** EXCERPTED PASSAGE **
== Segment start ==
Every cloud has a silver lining…for badge makers. You can now buy badges which read: “I survived the great toilet paper crisis of 2020.”
The people who make sanitiser are rubbing their hands together. This is also going to be a great time for Jehovah’s Witnesses. They know that almost everyone is going to be home.
Please smile. I know it’s difficult when the government says we should all be two metres away from other people and not face-to-face. We should all work from home, the prime minister said. Great. He was actually saying it is quite all right for us to be at home in our pyjamas all day long. Oh heck, really? Is that what it means? Now I have to go out and buy a pair.
And what will my poor wife do? I mean apart from also having to buy jammies, how does a photographer work from home? Note to neighbours – if you see a group of people standing opposite our house with big grins on their faces then they will have come around for a family photoshoot. Mrs X has a really long lens.
The other side of the coin is complacency. There are a lot of people in Scotland still who don’t get it. They dismiss it saying it is just like a cold and just take a few paracetamol and you will be all right. Their stupid comments on social media make me want to go and shake them out of their blinkered world of banality and ignorance. The statistics about fatalities worldwide seem to go over their heads because they are only interested in their own neck of the woods.
If it has not happened in Stornoway, then it has not happened. When the inevitable happens, they will say they had no idea that it was going to turn out to be so serious. They will claim to have thought it was some kind of sabre-rattling by Sturgeon, Johnson and Trump. It was not their fault, they claim, because they did not know. They did, but they chose to ignore it.
== Segment end ==
Page segmentation data:
== Segment start ==
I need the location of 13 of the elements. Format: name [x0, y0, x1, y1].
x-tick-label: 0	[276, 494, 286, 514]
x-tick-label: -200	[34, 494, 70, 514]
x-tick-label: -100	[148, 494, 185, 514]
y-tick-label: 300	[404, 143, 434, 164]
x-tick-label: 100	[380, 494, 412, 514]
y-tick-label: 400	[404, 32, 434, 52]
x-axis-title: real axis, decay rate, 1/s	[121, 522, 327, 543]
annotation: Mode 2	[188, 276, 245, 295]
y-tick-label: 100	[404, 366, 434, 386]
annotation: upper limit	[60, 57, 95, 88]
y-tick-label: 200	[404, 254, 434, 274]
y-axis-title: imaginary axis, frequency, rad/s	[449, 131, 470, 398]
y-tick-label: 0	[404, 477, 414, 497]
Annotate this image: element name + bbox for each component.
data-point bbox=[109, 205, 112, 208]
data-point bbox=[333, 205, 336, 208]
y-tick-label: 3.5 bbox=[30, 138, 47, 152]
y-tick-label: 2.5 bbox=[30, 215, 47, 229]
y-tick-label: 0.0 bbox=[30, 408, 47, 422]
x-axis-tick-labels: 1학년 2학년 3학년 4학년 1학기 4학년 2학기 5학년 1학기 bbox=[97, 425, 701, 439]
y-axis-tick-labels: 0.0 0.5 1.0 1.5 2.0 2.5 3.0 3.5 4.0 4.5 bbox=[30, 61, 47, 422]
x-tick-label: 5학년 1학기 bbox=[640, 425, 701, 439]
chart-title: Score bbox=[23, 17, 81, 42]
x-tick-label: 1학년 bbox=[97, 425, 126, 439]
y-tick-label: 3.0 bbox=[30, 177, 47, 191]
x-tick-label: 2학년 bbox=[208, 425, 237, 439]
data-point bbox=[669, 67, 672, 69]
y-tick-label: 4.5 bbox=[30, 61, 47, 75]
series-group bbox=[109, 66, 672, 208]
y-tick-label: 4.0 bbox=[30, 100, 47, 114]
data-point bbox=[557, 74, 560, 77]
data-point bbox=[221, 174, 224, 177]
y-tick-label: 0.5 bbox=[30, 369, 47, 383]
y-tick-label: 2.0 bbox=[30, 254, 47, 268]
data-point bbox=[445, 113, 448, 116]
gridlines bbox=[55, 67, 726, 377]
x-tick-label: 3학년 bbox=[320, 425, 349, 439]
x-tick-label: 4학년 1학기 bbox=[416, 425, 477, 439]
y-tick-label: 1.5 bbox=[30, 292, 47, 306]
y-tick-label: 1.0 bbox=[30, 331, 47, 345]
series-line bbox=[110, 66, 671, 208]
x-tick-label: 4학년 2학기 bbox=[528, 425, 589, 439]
== Segment end ==
** EXPLORE THE MATERIAL **
(1) According to the column on the 2020 lockdown, what do the badges now for sale say?
(2) Continue the column on the 2020 lockdown, starting after its last sentence.

** ANSWER LIST **
(1) They read: "I survived the great toilet paper crisis of 2020."

(2)
Panic buying is wrong though. You shouldn’t do it because it means people worse off than you will have to go without essentials. It is cruel and heartless and makes you a bad person. However, it is not exactly new. Some of us were guilty of it but only in the night-time. Our panic buying was when bar staff rang the bell and shouted: “Last orders”.
Others are intent on pushing out nonsense about the virus – mostly to suit their own prejudices. From claims of God’s revenge on people in certain countries to drivel about people who are supposed to have enjoyed bat stew for a Christmas treat, the discussions I have seen in the last few days about “the new killer disease” have one thing in common. There are few facts.
Here’s one. Coronaviruses have been around and were known to virologists and such scientific types since the 1960s. They’re not named after a bottled lager but after the way they look through an electron microscope. Sort of roundish, maybe like a starburst shape with a band or crown around it – a corona.
One silly online post says the virus is an anagram because it came from a raccoon like the ones in the Compare The Market TV commercials. That it is not actually an anagram of raccoon is irrelevant. Aleksandr and Sergei in the TV ads are not raccoons. Here’s a clue – Compare The Meerkat. Also, that the coronavirus is an anagram of carnivorous is not a sign from the Almighty that it will only attack meat-eaters. Just not true. Yet I have seen irresponsible people, who seem to generally loathe science and its uncomfortable truths, happily sharing that bizarre theory.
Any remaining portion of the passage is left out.